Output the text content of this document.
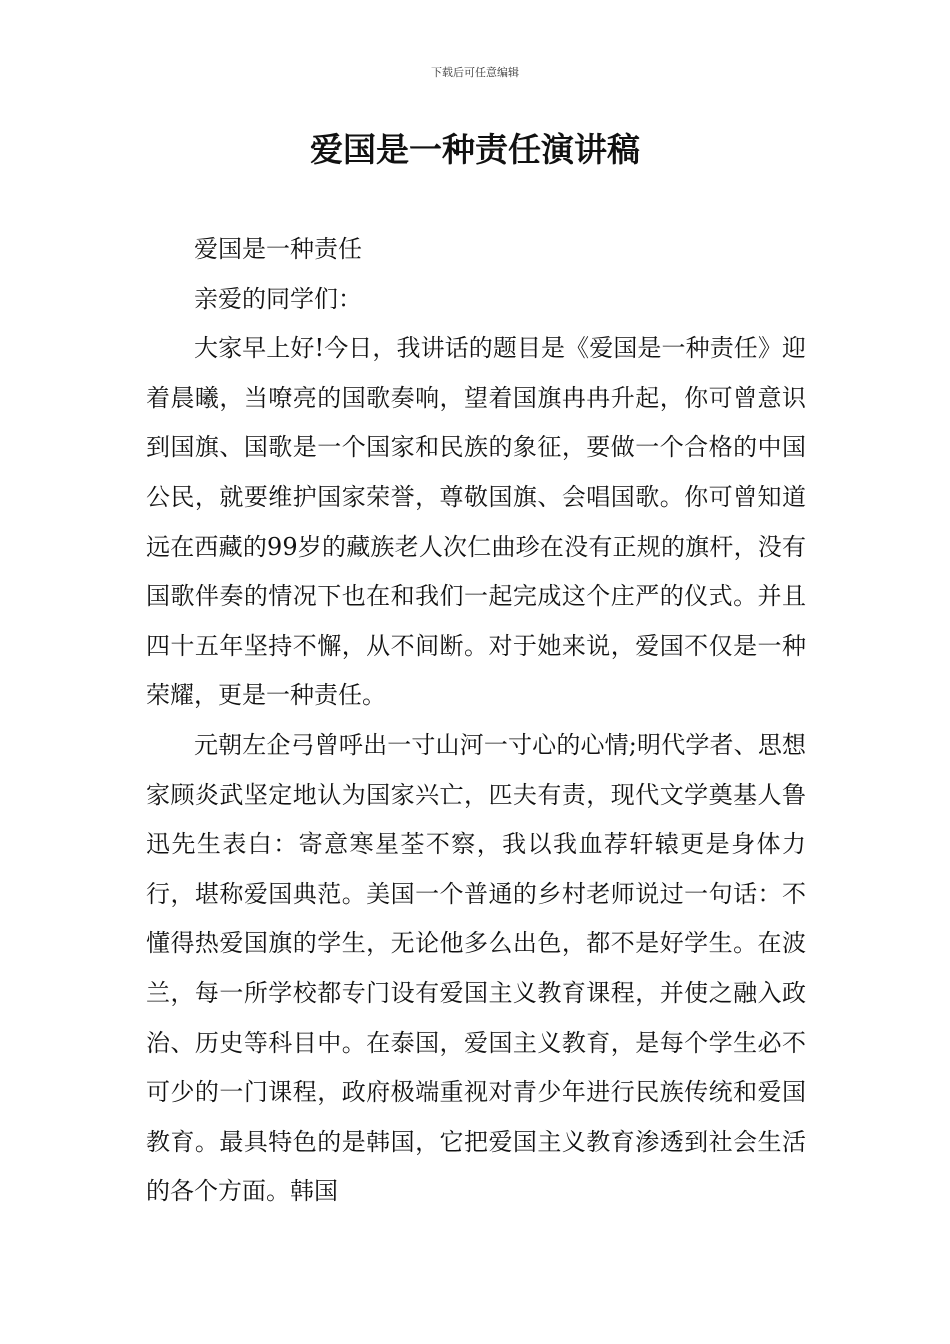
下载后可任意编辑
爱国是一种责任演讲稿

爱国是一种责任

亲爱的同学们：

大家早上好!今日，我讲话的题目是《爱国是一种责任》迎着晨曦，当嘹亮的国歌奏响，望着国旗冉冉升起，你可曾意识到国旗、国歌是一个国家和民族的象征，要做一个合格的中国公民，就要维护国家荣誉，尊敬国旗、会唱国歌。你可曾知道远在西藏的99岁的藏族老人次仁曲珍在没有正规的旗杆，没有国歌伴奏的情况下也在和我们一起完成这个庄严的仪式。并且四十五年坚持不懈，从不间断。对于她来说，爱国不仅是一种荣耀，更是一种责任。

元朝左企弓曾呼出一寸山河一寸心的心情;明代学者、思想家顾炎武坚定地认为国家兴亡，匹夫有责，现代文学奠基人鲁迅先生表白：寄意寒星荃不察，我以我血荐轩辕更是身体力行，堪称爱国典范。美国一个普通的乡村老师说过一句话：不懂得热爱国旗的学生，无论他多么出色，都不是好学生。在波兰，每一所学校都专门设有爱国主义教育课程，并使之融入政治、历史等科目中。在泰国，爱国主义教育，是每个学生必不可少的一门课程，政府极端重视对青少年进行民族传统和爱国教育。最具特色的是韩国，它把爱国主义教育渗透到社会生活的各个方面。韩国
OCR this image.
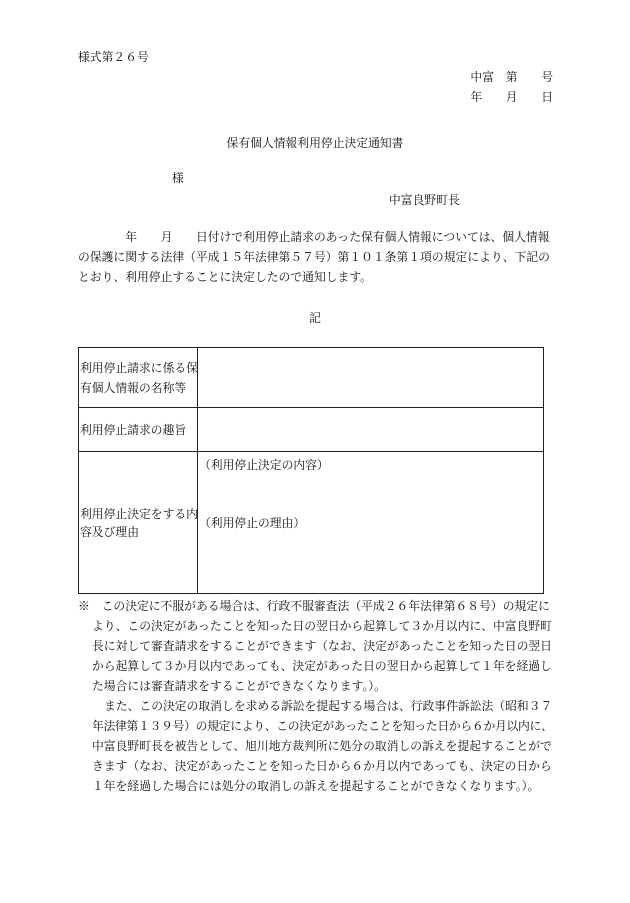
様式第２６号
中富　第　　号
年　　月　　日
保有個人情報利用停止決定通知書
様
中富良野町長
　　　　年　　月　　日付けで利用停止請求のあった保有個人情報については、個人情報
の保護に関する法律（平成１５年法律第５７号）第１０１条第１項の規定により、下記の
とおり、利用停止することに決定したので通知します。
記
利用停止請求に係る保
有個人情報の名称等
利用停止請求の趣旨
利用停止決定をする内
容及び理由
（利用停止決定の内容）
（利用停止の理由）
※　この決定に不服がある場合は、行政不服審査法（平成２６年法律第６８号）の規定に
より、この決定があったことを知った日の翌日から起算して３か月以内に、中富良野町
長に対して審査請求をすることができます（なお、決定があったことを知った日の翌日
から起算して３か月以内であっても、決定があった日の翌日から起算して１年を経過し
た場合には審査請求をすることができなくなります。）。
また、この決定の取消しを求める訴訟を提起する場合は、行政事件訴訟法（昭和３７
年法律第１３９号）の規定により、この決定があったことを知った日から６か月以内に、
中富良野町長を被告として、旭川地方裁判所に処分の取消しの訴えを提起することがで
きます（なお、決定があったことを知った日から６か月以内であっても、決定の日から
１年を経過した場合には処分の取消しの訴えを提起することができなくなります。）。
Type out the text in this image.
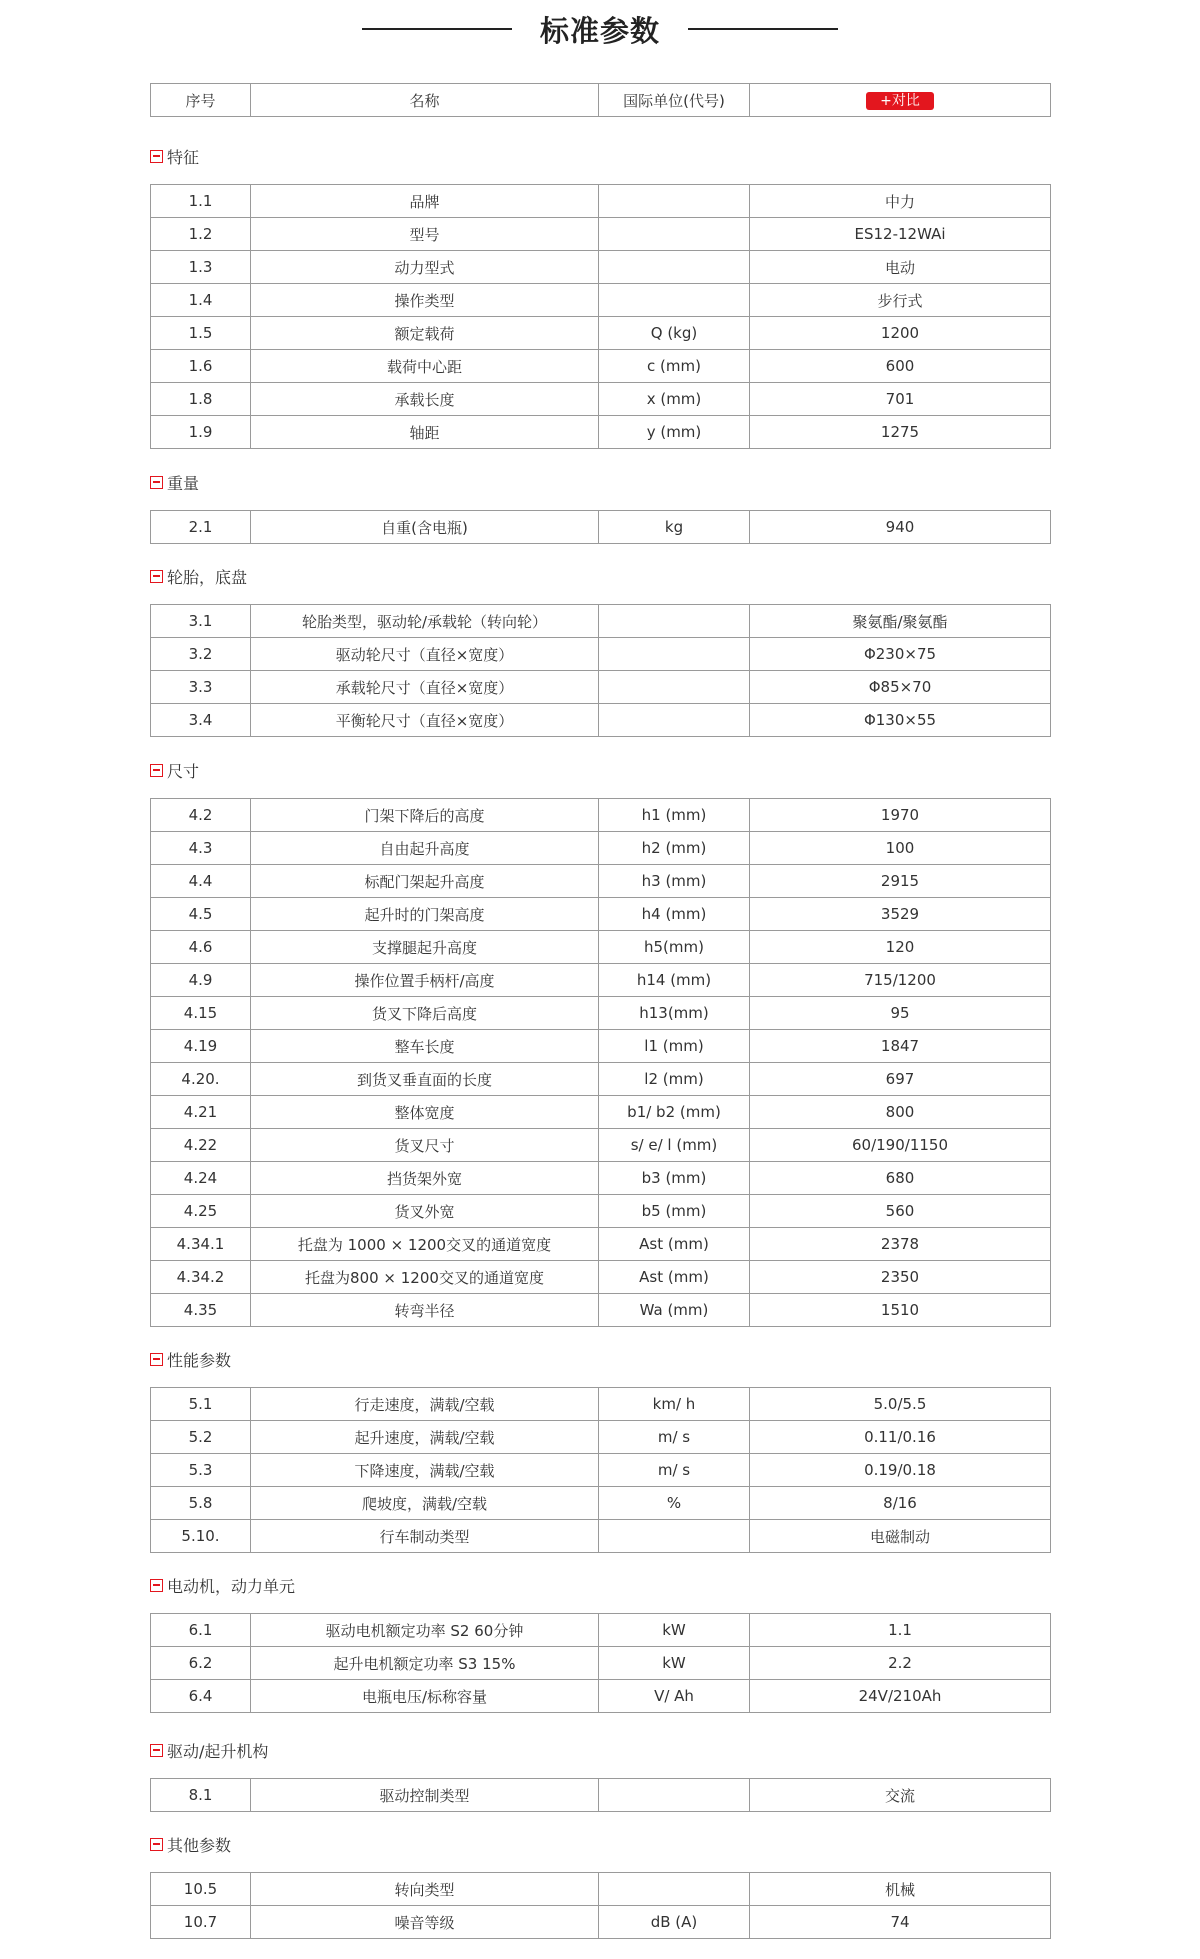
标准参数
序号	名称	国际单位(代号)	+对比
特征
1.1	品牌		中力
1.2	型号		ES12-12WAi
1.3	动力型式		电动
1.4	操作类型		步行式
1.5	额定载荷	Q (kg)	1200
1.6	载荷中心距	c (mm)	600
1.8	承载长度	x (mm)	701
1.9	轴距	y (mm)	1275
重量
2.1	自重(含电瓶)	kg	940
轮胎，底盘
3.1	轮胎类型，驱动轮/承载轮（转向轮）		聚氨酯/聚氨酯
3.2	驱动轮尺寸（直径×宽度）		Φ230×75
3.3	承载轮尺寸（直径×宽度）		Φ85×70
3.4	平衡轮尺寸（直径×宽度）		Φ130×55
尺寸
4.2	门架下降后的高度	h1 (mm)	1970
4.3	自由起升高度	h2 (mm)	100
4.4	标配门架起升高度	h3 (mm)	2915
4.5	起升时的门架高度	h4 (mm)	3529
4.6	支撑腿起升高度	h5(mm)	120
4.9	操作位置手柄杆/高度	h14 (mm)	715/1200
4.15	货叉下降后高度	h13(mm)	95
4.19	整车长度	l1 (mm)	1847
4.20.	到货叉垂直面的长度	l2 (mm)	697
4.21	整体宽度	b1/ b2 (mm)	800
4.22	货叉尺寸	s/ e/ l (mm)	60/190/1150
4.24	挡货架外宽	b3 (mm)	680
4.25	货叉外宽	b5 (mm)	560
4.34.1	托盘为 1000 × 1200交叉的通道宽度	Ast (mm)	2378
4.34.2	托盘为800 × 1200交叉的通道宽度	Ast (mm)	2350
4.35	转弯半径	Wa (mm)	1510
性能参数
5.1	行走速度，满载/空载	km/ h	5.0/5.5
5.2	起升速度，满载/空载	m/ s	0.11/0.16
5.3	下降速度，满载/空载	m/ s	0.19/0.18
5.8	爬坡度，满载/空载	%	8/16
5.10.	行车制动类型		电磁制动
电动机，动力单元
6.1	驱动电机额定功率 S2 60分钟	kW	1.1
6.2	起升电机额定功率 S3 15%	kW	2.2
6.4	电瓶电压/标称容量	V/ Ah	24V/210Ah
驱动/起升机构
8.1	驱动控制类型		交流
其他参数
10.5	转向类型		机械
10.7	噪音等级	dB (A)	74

──────────

Drop the pictures and reproduce the rest of the entries above exactly.

Output the text content of this document.
下载后可任意编辑
爱国是一种责任演讲稿

爱国是一种责任

亲爱的同学们：

大家早上好!今日，我讲话的题目是《爱国是一种责任》迎着晨曦，当嘹亮的国歌奏响，望着国旗冉冉升起，你可曾意识到国旗、国歌是一个国家和民族的象征，要做一个合格的中国公民，就要维护国家荣誉，尊敬国旗、会唱国歌。你可曾知道远在西藏的99岁的藏族老人次仁曲珍在没有正规的旗杆，没有国歌伴奏的情况下也在和我们一起完成这个庄严的仪式。并且四十五年坚持不懈，从不间断。对于她来说，爱国不仅是一种荣耀，更是一种责任。

元朝左企弓曾呼出一寸山河一寸心的心情;明代学者、思想家顾炎武坚定地认为国家兴亡，匹夫有责，现代文学奠基人鲁迅先生表白：寄意寒星荃不察，我以我血荐轩辕更是身体力行，堪称爱国典范。美国一个普通的乡村老师说过一句话：不懂得热爱国旗的学生，无论他多么出色，都不是好学生。在波兰，每一所学校都专门设有爱国主义教育课程，并使之融入政治、历史等科目中。在泰国，爱国主义教育，是每个学生必不可少的一门课程，政府极端重视对青少年进行民族传统和爱国教育。最具特色的是韩国，它把爱国主义教育渗透到社会生活的各个方面。韩国
OCR this image.
様式第２６号
中富　第　　号
年　　月　　日
保有個人情報利用停止決定通知書
様
中富良野町長
　　　　年　　月　　日付けで利用停止請求のあった保有個人情報については、個人情報
の保護に関する法律（平成１５年法律第５７号）第１０１条第１項の規定により、下記の
とおり、利用停止することに決定したので通知します。
記
利用停止請求に係る保
有個人情報の名称等
利用停止請求の趣旨
利用停止決定をする内
容及び理由
（利用停止決定の内容）
（利用停止の理由）
※　この決定に不服がある場合は、行政不服審査法（平成２６年法律第６８号）の規定に
より、この決定があったことを知った日の翌日から起算して３か月以内に、中富良野町
長に対して審査請求をすることができます（なお、決定があったことを知った日の翌日
から起算して３か月以内であっても、決定があった日の翌日から起算して１年を経過し
た場合には審査請求をすることができなくなります。）。
また、この決定の取消しを求める訴訟を提起する場合は、行政事件訴訟法（昭和３７
年法律第１３９号）の規定により、この決定があったことを知った日から６か月以内に、
中富良野町長を被告として、旭川地方裁判所に処分の取消しの訴えを提起することがで
きます（なお、決定があったことを知った日から６か月以内であっても、決定の日から
１年を経過した場合には処分の取消しの訴えを提起することができなくなります。）。
Type out the text in this image.
标准参数
序号	名称	国际单位(代号)	+对比
特征
1.1	品牌		中力
1.2	型号		ES12-12WAi
1.3	动力型式		电动
1.4	操作类型		步行式
1.5	额定载荷	Q (kg)	1200
1.6	载荷中心距	c (mm)	600
1.8	承载长度	x (mm)	701
1.9	轴距	y (mm)	1275
重量
2.1	自重(含电瓶)	kg	940
轮胎，底盘
3.1	轮胎类型，驱动轮/承载轮（转向轮）		聚氨酯/聚氨酯
3.2	驱动轮尺寸（直径×宽度）		Φ230×75
3.3	承载轮尺寸（直径×宽度）		Φ85×70
3.4	平衡轮尺寸（直径×宽度）		Φ130×55
尺寸
4.2	门架下降后的高度	h1 (mm)	1970
4.3	自由起升高度	h2 (mm)	100
4.4	标配门架起升高度	h3 (mm)	2915
4.5	起升时的门架高度	h4 (mm)	3529
4.6	支撑腿起升高度	h5(mm)	120
4.9	操作位置手柄杆/高度	h14 (mm)	715/1200
4.15	货叉下降后高度	h13(mm)	95
4.19	整车长度	l1 (mm)	1847
4.20.	到货叉垂直面的长度	l2 (mm)	697
4.21	整体宽度	b1/ b2 (mm)	800
4.22	货叉尺寸	s/ e/ l (mm)	60/190/1150
4.24	挡货架外宽	b3 (mm)	680
4.25	货叉外宽	b5 (mm)	560
4.34.1	托盘为 1000 × 1200交叉的通道宽度	Ast (mm)	2378
4.34.2	托盘为800 × 1200交叉的通道宽度	Ast (mm)	2350
4.35	转弯半径	Wa (mm)	1510
性能参数
5.1	行走速度，满载/空载	km/ h	5.0/5.5
5.2	起升速度，满载/空载	m/ s	0.11/0.16
5.3	下降速度，满载/空载	m/ s	0.19/0.18
5.8	爬坡度，满载/空载	%	8/16
5.10.	行车制动类型		电磁制动
电动机，动力单元
6.1	驱动电机额定功率 S2 60分钟	kW	1.1
6.2	起升电机额定功率 S3 15%	kW	2.2
6.4	电瓶电压/标称容量	V/ Ah	24V/210Ah
驱动/起升机构
8.1	驱动控制类型		交流
其他参数
10.5	转向类型		机械
10.7	噪音等级	dB (A)	74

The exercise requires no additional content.